Collected data:
* START *

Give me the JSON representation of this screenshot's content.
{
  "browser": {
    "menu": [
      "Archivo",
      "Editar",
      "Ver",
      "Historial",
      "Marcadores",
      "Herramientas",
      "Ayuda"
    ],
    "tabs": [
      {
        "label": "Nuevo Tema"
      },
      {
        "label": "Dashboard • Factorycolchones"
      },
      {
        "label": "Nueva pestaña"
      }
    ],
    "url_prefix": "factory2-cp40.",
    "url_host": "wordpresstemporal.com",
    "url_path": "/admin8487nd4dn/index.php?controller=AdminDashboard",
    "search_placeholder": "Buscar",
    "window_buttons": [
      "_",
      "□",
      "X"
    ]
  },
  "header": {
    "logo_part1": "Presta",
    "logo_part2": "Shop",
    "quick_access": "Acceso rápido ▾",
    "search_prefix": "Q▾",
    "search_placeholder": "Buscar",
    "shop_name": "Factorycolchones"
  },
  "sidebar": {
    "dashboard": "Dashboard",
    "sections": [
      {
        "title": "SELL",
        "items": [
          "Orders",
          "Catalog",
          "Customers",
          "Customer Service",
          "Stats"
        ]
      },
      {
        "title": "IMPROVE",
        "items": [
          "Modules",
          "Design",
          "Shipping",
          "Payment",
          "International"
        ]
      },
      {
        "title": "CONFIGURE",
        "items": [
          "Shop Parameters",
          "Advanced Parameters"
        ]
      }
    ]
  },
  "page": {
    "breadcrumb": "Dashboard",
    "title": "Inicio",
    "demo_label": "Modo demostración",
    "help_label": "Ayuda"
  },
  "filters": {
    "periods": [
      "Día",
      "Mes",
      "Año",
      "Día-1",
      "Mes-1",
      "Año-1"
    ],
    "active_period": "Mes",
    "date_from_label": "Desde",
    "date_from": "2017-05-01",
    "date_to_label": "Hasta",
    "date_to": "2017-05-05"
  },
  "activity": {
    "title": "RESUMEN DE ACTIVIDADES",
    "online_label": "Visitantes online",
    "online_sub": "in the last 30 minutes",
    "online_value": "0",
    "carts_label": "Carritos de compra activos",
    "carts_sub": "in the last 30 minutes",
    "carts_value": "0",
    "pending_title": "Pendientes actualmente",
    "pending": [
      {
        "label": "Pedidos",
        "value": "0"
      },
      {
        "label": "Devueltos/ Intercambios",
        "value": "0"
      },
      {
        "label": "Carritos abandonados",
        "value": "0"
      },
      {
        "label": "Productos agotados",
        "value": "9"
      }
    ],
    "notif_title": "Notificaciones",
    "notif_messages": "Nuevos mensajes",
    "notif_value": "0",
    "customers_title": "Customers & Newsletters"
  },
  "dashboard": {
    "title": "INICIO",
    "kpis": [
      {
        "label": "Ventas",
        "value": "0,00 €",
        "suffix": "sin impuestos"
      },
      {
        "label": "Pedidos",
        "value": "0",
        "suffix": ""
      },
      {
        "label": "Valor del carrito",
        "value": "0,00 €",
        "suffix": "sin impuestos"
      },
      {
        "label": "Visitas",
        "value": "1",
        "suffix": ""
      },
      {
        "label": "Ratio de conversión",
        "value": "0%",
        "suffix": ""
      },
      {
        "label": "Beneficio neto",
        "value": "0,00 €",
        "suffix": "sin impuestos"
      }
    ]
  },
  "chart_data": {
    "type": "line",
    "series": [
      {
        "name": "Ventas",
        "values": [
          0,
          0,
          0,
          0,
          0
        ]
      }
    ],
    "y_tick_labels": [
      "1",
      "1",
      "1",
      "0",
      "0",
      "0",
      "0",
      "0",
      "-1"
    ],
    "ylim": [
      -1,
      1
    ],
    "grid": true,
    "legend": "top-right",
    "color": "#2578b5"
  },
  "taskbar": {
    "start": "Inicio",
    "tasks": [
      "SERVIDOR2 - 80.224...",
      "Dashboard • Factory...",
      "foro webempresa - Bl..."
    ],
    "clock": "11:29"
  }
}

* END *

» **Problem description**: Output the whole listing above again, word for word.

» **Exercise response**:
Give me the JSON representation of this screenshot's content.
{
  "browser": {
    "menu": [
      "Archivo",
      "Editar",
      "Ver",
      "Historial",
      "Marcadores",
      "Herramientas",
      "Ayuda"
    ],
    "tabs": [
      {
        "label": "Nuevo Tema"
      },
      {
        "label": "Dashboard • Factorycolchones"
      },
      {
        "label": "Nueva pestaña"
      }
    ],
    "url_prefix": "factory2-cp40.",
    "url_host": "wordpresstemporal.com",
    "url_path": "/admin8487nd4dn/index.php?controller=AdminDashboard",
    "search_placeholder": "Buscar",
    "window_buttons": [
      "_",
      "□",
      "X"
    ]
  },
  "header": {
    "logo_part1": "Presta",
    "logo_part2": "Shop",
    "quick_access": "Acceso rápido ▾",
    "search_prefix": "Q▾",
    "search_placeholder": "Buscar",
    "shop_name": "Factorycolchones"
  },
  "sidebar": {
    "dashboard": "Dashboard",
    "sections": [
      {
        "title": "SELL",
        "items": [
          "Orders",
          "Catalog",
          "Customers",
          "Customer Service",
          "Stats"
        ]
      },
      {
        "title": "IMPROVE",
        "items": [
          "Modules",
          "Design",
          "Shipping",
          "Payment",
          "International"
        ]
      },
      {
        "title": "CONFIGURE",
        "items": [
          "Shop Parameters",
          "Advanced Parameters"
        ]
      }
    ]
  },
  "page": {
    "breadcrumb": "Dashboard",
    "title": "Inicio",
    "demo_label": "Modo demostración",
    "help_label": "Ayuda"
  },
  "filters": {
    "periods": [
      "Día",
      "Mes",
      "Año",
      "Día-1",
      "Mes-1",
      "Año-1"
    ],
    "active_period": "Mes",
    "date_from_label": "Desde",
    "date_from": "2017-05-01",
    "date_to_label": "Hasta",
    "date_to": "2017-05-05"
  },
  "activity": {
    "title": "RESUMEN DE ACTIVIDADES",
    "online_label": "Visitantes online",
    "online_sub": "in the last 30 minutes",
    "online_value": "0",
    "carts_label": "Carritos de compra activos",
    "carts_sub": "in the last 30 minutes",
    "carts_value": "0",
    "pending_title": "Pendientes actualmente",
    "pending": [
      {
        "label": "Pedidos",
        "value": "0"
      },
      {
        "label": "Devueltos/ Intercambios",
        "value": "0"
      },
      {
        "label": "Carritos abandonados",
        "value": "0"
      },
      {
        "label": "Productos agotados",
        "value": "9"
      }
    ],
    "notif_title": "Notificaciones",
    "notif_messages": "Nuevos mensajes",
    "notif_value": "0",
    "customers_title": "Customers & Newsletters"
  },
  "dashboard": {
    "title": "INICIO",
    "kpis": [
      {
        "label": "Ventas",
        "value": "0,00 €",
        "suffix": "sin impuestos"
      },
      {
        "label": "Pedidos",
        "value": "0",
        "suffix": ""
      },
      {
        "label": "Valor del carrito",
        "value": "0,00 €",
        "suffix": "sin impuestos"
      },
      {
        "label": "Visitas",
        "value": "1",
        "suffix": ""
      },
      {
        "label": "Ratio de conversión",
        "value": "0%",
        "suffix": ""
      },
      {
        "label": "Beneficio neto",
        "value": "0,00 €",
        "suffix": "sin impuestos"
      }
    ]
  },
  "chart_data": {
    "type": "line",
    "series": [
      {
        "name": "Ventas",
        "values": [
          0,
          0,
          0,
          0,
          0
        ]
      }
    ],
    "y_tick_labels": [
      "1",
      "1",
      "1",
      "0",
      "0",
      "0",
      "0",
      "0",
      "-1"
    ],
    "ylim": [
      -1,
      1
    ],
    "grid": true,
    "legend": "top-right",
    "color": "#2578b5"
  },
  "taskbar": {
    "start": "Inicio",
    "tasks": [
      "SERVIDOR2 - 80.224...",
      "Dashboard • Factory...",
      "foro webempresa - Bl..."
    ],
    "clock": "11:29"
  }
}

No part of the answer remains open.